[Some records]
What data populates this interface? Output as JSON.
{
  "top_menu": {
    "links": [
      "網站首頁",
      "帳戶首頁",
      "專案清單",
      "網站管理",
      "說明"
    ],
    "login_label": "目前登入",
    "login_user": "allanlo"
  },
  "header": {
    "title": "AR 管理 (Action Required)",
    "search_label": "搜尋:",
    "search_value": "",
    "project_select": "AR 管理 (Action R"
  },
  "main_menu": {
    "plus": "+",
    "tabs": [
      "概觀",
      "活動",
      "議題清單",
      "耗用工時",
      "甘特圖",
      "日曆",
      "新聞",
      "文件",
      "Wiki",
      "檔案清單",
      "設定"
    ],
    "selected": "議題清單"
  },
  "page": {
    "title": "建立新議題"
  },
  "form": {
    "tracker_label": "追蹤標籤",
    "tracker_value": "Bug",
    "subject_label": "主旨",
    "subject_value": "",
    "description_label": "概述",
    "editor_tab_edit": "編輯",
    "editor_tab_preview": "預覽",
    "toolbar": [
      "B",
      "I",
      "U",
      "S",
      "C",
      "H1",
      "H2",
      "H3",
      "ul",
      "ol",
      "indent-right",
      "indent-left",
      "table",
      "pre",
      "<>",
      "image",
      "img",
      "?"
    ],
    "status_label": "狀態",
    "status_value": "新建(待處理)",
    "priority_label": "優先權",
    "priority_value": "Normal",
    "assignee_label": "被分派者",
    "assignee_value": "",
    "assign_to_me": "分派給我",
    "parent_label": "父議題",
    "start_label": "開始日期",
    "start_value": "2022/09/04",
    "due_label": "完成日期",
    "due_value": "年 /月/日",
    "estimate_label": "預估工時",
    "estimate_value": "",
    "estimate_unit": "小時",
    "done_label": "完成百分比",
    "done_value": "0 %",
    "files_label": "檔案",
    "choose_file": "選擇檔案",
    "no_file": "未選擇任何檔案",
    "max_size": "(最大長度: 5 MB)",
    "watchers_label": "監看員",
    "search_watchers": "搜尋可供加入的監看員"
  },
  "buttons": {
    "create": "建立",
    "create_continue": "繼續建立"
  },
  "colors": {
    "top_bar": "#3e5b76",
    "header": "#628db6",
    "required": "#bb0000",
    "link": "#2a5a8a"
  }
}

* [Instruction] Look through the material and copy each line that has "title".

* [In response]
    "title": "AR 管理 (Action Required)",
    "title": "建立新議題"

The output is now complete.